* DATA LINES:
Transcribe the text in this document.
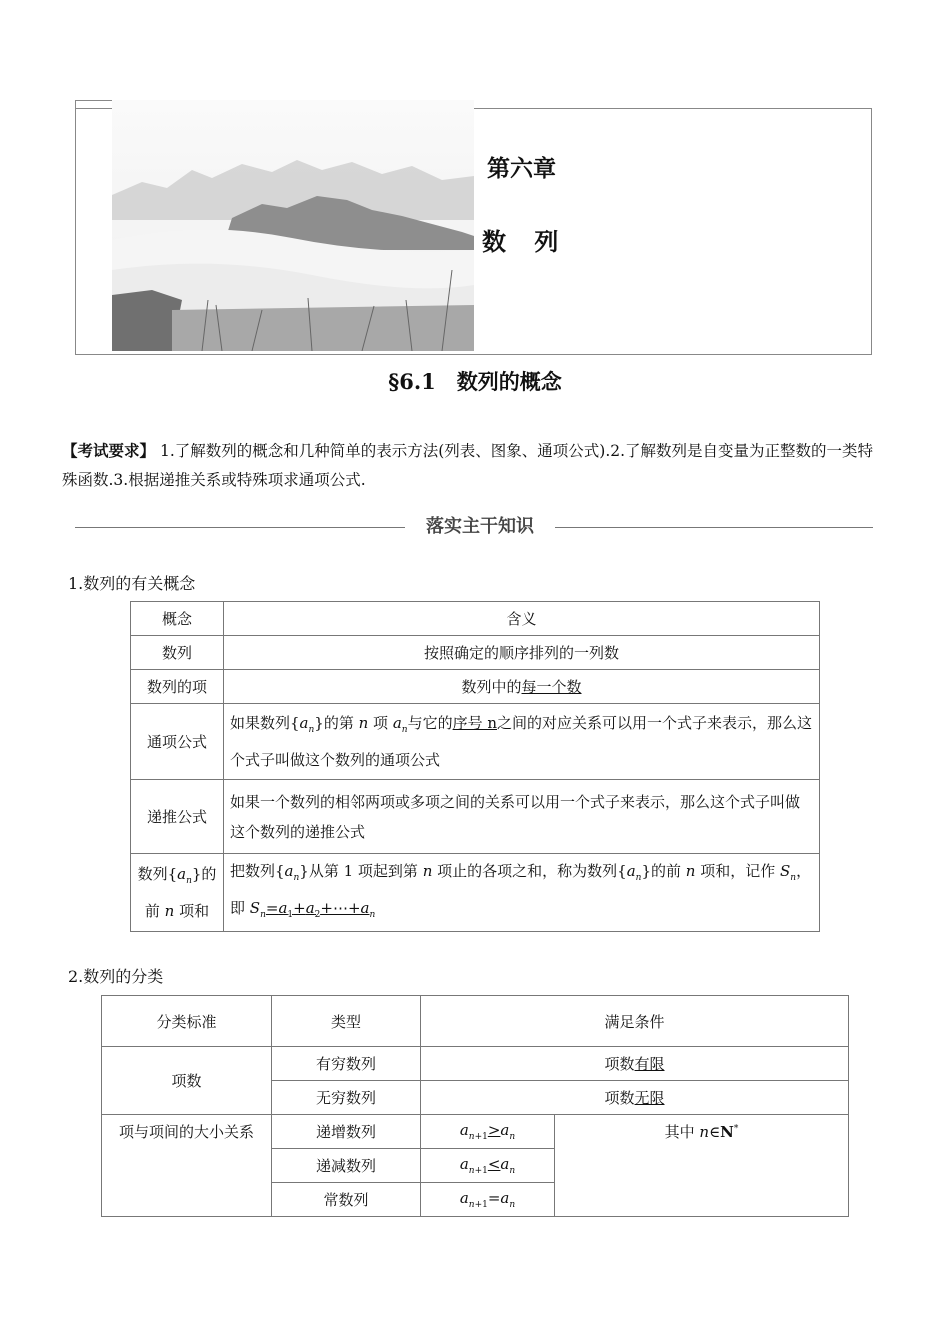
第六章
数 列
§6.1　数列的概念
【考试要求】 1.了解数列的概念和几种简单的表示方法(列表、图象、通项公式).2.了解数列是自变量为正整数的一类特殊函数.3.根据递推关系或特殊项求通项公式.
落实主干知识
1.数列的有关概念
概念	含义
数列	按照确定的顺序排列的一列数
数列的项	数列中的每一个数
通项公式	如果数列$\{a_n\}$的第 n 项 $a_n$与它的序号 n之间的对应关系可以用一个式子来表示，那么这个式子叫做这个数列的通项公式
递推公式	如果一个数列的相邻两项或多项之间的关系可以用一个式子来表示，那么这个式子叫做这个数列的递推公式
数列$\{a_n\}$的
前 n 项和	把数列$\{a_n\}$从第 1 项起到第 n 项止的各项之和，称为数列$\{a_n\}$的前 n 项和，记作 $S_n$，即 $S_n=a_1+a_2+\cdots+a_n$
2.数列的分类
分类标准	类型	满足条件	
项数	有穷数列	项数有限	
	无穷数列	项数无限	
项与项间的大小关系	递增数列	$a_{n+1}>a_n$	其中 n∈N*
	递减数列	$a_{n+1}<a_n$
	常数列	$a_{n+1}=a_n$
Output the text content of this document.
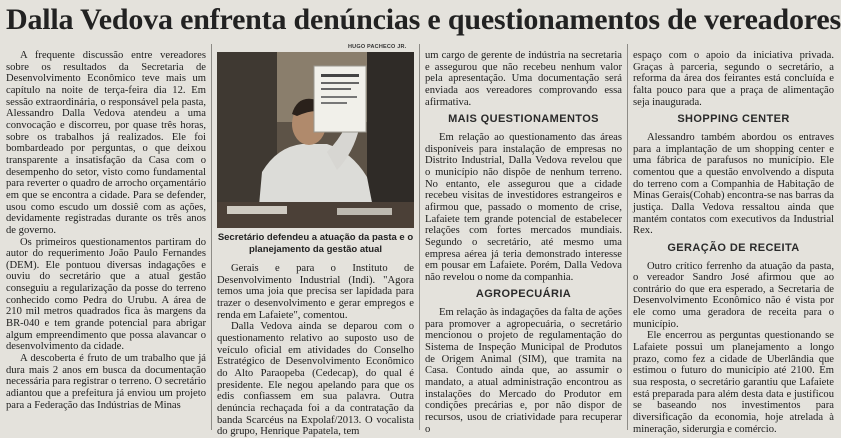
Dalla Vedova enfrenta denúncias e questionamentos de vereadores

A frequente discussão entre vereadores sobre os resultados da Secretaria de Desenvolvimento Econômico teve mais um capítulo na noite de terça-feira dia 12. Em sessão extraordinária, o responsável pela pasta, Alessandro Dalla Vedova atendeu a uma convocação e discorreu, por quase três horas, sobre os trabalhos já realizados. Ele foi bombardeado por perguntas, o que deixou transparente a insatisfação da Casa com o desempenho do setor, visto como fundamental para reverter o quadro de arrocho orçamentário em que se encontra a cidade. Para se defender, usou como escudo um dossiê com as ações, devidamente registradas durante os três anos de governo.

Os primeiros questionamentos partiram do autor do requerimento João Paulo Fernandes (DEM). Ele pontuou diversas indagações e ouviu do secretário que a atual gestão conseguiu a regularização da posse do terreno conhecido como Pedra do Urubu. A área de 210 mil metros quadrados fica às margens da BR-040 e tem grande potencial para abrigar algum empreendimento que possa alavancar o desenvolvimento da cidade.

A descoberta é fruto de um trabalho que já dura mais 2 anos em busca da documentação necessária para registrar o terreno. O secretário adiantou que a prefeitura já enviou um projeto para a Federação das Indústrias de Minas

HUGO PACHECO JR.
Secretário defendeu a atuação da pasta e o planejamento da gestão atual

Gerais e para o Instituto de Desenvolvimento Industrial (Indi). "Agora temos uma joia que precisa ser lapidada para trazer o desenvolvimento e gerar empregos e renda em Lafaiete", comentou.

Dalla Vedova ainda se deparou com o questionamento relativo ao suposto uso de veículo oficial em atividades do Conselho Estratégico de Desenvolvimento Econômico do Alto Paraopeba (Cedecap), do qual é presidente. Ele negou apelando para que os edis confiassem em sua palavra. Outra denúncia rechaçada foi a da contratação da banda Scarcéus na Expolaf/2013. O vocalista do grupo, Henrique Papatela, tem

um cargo de gerente de indústria na secretaria e assegurou que não recebeu nenhum valor pela apresentação. Uma documentação será enviada aos vereadores comprovando essa afirmativa.

MAIS QUESTIONAMENTOS

Em relação ao questionamento das áreas disponíveis para instalação de empresas no Distrito Industrial, Dalla Vedova revelou que o município não dispõe de nenhum terreno. No entanto, ele assegurou que a cidade recebeu visitas de investidores estrangeiros e afirmou que, passado o momento de crise, Lafaiete tem grande potencial de estabelecer relações com fortes mercados mundiais. Segundo o secretário, até mesmo uma empresa aérea já teria demonstrado interesse em pousar em Lafaiete. Porém, Dalla Vedova não revelou o nome da companhia.

AGROPECUÁRIA

Em relação às indagações da falta de ações para promover a agropecuária, o secretário mencionou o projeto de regulamentação do Sistema de Inspeção Municipal de Produtos de Origem Animal (SIM), que tramita na Casa. Contudo ainda que, ao assumir o mandato, a atual administração encontrou as instalações do Mercado do Produtor em condições precárias e, por não dispor de recursos, usou de criatividade para recuperar o

espaço com o apoio da iniciativa privada. Graças à parceria, segundo o secretário, a reforma da área dos feirantes está concluída e falta pouco para que a praça de alimentação seja inaugurada.

SHOPPING CENTER

Alessandro também abordou os entraves para a implantação de um shopping center e uma fábrica de parafusos no município. Ele comentou que a questão envolvendo a disputa do terreno com a Companhia de Habitação de Minas Gerais(Cohab) encontra-se nas barras da justiça. Dalla Vedova ressaltou ainda que mantém contatos com executivos da Industrial Rex.

GERAÇÃO DE RECEITA

Outro crítico ferrenho da atuação da pasta, o vereador Sandro José afirmou que ao contrário do que era esperado, a Secretaria de Desenvolvimento Econômico não é vista por ele como uma geradora de receita para o município.

Ele encerrou as perguntas questionando se Lafaiete possui um planejamento a longo prazo, como fez a cidade de Uberlândia que estimou o futuro do município até 2100. Em sua resposta, o secretário garantiu que Lafaiete está preparada para além desta data e justificou se baseando nos investimentos para diversificação da economia, hoje atrelada à mineração, siderurgia e comércio.
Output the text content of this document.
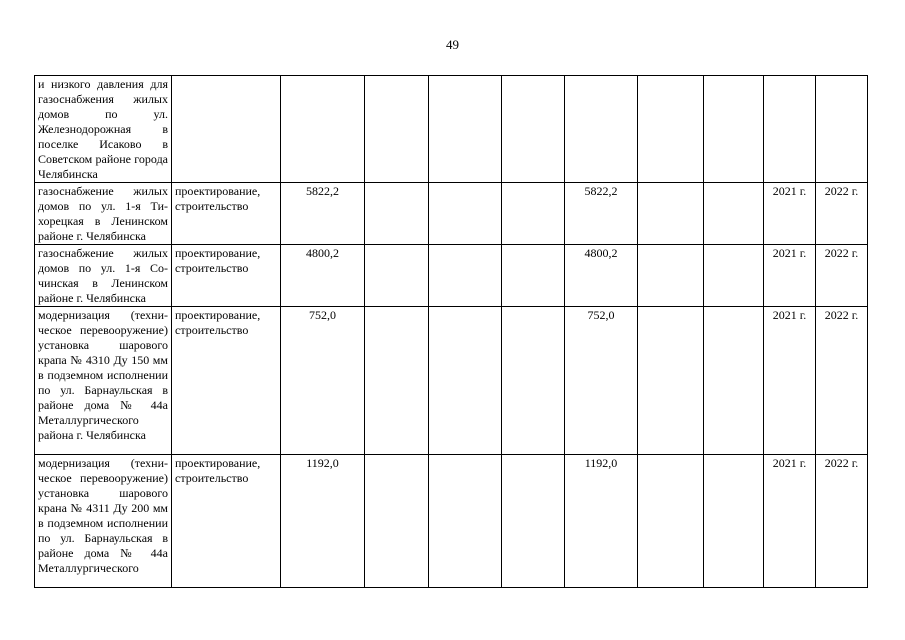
49
и низкого давления для газоснабжения жилых домов по ул. Железнодорожная в поселке Исаково в Советском районе города Челябинска										
газоснабжение жилых домов по ул. 1-я Тихорецкая в Ленинском районе г. Челябинска	проектирование, строительство	5822,2				5822,2			2021 г.	2022 г.
газоснабжение жилых домов по ул. 1-я Сочинская в Ленинском районе г. Челябинска	проектирование, строительство	4800,2				4800,2			2021 г.	2022 г.
модернизация (техническое перевооружение) установка шарового крапа № 4310 Ду 150 мм в подземном исполнении по ул. Барнаульская в районе дома № 44а Металлургического района г. Челябинска	проектирование, строительство	752,0				752,0			2021 г.	2022 г.
модернизация (техническое перевооружение) установка шарового крана № 4311 Ду 200 мм в подземном исполнении по ул. Барнаульская в районе дома № 44а Металлургического	проектирование, строительство	1192,0				1192,0			2021 г.	2022 г.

* AIM: Out of the records, collect only those lines that contain the string "Lafaiete".

* RESPONSE FOR THIS EXERCISE:
Gerais e para o Instituto de Desenvolvimento Industrial (Indi). "Agora temos uma joia que precisa ser lapidada para trazer o desenvolvimento e gerar empregos e renda em Lafaiete", comentou.
Em relação ao questionamento das áreas disponíveis para instalação de empresas no Distrito Industrial, Dalla Vedova revelou que o município não dispõe de nenhum terreno. No entanto, ele assegurou que a cidade recebeu visitas de investidores estrangeiros e afirmou que, passado o momento de crise, Lafaiete tem grande potencial de estabelecer relações com fortes mercados mundiais. Segundo o secretário, até mesmo uma empresa aérea já teria demonstrado interesse em pousar em Lafaiete. Porém, Dalla Vedova não revelou o nome da companhia.
Ele encerrou as perguntas questionando se Lafaiete possui um planejamento a longo prazo, como fez a cidade de Uberlândia que estimou o futuro do município até 2100. Em sua resposta, o secretário garantiu que Lafaiete está preparada para além desta data e justificou se baseando nos investimentos para diversificação da economia, hoje atrelada à mineração, siderurgia e comércio.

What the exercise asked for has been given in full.